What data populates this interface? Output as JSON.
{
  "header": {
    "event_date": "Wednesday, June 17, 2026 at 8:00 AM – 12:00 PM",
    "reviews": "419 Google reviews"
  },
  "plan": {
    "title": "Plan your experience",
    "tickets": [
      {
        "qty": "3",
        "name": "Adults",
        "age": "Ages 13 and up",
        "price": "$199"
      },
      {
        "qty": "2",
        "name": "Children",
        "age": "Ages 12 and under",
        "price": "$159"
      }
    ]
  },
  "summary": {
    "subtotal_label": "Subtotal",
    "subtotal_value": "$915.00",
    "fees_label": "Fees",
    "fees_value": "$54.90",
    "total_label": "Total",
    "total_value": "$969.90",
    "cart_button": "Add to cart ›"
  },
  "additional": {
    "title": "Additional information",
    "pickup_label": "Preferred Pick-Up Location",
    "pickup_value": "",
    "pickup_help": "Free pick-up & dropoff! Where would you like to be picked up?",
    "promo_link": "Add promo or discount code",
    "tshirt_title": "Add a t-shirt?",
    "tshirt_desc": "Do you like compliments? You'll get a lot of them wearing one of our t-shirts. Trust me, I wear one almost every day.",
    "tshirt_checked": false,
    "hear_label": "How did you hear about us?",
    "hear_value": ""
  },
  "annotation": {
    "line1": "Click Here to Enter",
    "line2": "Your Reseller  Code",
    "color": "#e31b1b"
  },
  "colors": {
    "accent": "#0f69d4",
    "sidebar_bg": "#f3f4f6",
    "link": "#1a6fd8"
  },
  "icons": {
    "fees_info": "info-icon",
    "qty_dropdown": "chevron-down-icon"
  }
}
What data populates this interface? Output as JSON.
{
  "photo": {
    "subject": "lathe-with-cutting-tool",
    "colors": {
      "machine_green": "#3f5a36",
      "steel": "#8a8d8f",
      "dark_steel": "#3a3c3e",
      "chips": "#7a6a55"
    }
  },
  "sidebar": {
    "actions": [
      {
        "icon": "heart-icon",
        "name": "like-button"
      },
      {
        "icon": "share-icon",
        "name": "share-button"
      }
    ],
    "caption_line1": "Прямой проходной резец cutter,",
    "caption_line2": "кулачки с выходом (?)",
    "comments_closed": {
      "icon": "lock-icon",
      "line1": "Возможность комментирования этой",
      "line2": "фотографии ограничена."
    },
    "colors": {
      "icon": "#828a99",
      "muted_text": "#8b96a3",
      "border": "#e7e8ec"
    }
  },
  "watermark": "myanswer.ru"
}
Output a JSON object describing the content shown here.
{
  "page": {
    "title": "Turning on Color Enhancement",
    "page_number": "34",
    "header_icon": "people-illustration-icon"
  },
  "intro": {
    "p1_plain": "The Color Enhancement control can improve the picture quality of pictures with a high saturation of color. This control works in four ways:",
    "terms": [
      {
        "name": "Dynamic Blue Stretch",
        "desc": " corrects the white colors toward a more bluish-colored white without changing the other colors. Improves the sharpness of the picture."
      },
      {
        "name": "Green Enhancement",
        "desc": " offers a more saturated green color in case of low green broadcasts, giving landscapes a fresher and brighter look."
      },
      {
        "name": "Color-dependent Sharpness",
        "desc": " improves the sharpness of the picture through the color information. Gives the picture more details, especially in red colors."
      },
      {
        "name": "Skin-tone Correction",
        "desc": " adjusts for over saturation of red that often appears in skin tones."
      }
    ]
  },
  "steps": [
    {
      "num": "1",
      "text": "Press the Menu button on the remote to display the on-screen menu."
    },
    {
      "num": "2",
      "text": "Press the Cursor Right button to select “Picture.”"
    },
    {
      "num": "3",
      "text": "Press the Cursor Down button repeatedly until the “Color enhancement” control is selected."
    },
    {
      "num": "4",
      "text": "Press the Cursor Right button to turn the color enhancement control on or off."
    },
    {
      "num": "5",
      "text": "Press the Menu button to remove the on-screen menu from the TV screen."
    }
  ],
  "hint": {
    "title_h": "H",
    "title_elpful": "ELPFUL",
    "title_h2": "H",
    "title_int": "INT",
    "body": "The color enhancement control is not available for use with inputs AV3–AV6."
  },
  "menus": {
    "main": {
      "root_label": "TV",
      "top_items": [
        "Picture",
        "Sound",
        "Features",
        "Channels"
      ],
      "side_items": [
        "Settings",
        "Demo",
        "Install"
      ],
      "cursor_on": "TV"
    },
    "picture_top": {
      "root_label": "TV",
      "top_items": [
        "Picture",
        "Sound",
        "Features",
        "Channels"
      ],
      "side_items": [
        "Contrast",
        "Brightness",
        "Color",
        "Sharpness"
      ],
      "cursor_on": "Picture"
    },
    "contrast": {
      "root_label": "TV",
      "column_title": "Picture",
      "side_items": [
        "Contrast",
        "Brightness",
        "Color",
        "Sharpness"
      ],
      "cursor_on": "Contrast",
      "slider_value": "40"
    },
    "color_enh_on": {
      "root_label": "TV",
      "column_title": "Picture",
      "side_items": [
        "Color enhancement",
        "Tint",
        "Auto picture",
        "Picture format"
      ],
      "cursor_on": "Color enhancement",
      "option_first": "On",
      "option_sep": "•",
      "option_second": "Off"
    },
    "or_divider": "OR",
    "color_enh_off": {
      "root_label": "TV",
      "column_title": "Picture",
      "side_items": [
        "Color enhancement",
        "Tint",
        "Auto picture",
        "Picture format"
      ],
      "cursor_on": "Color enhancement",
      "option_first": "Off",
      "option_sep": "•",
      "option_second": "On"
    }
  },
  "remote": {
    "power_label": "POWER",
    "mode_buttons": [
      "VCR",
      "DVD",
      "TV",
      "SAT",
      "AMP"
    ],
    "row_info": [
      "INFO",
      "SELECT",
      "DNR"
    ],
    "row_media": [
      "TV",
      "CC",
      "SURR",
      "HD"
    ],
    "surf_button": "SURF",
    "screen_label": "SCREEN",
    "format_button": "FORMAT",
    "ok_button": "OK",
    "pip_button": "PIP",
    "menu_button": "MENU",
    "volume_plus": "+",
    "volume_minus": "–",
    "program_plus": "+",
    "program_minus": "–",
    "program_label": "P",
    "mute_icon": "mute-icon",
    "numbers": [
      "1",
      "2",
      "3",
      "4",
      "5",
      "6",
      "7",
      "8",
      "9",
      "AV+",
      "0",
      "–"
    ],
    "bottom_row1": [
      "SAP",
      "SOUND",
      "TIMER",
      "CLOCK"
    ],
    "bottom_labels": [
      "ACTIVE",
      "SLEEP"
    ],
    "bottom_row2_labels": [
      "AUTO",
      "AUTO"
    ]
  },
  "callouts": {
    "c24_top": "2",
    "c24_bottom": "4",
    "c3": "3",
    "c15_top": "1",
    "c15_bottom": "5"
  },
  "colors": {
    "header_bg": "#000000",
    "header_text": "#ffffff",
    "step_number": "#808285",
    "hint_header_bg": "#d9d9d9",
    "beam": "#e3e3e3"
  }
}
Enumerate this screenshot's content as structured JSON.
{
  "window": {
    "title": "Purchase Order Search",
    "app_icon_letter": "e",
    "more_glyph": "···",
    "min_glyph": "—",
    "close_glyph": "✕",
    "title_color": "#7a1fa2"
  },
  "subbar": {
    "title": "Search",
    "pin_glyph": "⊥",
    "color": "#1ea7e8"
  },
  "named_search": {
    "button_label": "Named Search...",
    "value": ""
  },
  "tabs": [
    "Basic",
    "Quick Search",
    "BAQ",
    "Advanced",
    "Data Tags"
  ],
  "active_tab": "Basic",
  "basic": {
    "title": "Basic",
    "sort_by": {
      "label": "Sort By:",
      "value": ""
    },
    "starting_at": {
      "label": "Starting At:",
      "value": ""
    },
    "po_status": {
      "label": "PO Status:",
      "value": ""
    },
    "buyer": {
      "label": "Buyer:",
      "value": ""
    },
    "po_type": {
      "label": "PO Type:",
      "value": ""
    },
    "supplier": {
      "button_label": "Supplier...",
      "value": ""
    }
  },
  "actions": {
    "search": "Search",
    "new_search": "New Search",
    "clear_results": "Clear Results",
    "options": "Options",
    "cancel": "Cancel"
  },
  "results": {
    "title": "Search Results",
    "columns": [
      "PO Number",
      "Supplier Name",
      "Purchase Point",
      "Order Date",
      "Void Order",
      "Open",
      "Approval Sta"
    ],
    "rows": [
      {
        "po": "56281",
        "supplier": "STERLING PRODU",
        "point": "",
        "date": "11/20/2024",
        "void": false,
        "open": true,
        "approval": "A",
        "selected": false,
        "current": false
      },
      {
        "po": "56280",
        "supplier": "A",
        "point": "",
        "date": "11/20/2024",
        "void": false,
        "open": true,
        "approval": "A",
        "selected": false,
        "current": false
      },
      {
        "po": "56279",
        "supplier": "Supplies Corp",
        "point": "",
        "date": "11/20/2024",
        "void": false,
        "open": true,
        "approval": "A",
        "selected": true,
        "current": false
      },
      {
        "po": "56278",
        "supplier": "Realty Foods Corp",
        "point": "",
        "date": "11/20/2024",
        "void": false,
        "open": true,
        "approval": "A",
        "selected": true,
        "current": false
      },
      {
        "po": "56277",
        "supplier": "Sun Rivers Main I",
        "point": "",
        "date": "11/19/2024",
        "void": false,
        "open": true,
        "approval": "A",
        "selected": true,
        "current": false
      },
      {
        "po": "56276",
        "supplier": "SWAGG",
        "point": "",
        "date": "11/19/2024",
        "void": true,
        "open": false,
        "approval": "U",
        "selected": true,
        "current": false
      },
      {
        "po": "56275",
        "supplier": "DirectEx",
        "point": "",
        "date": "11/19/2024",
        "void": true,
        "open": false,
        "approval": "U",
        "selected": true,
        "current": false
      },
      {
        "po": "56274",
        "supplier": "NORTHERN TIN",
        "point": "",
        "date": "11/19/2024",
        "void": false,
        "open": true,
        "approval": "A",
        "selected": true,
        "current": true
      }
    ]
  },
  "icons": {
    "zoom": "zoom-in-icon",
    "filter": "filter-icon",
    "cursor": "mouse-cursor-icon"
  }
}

Challenge: Return nothing except the number of lines that include the string "Ages".

Worked answer: 2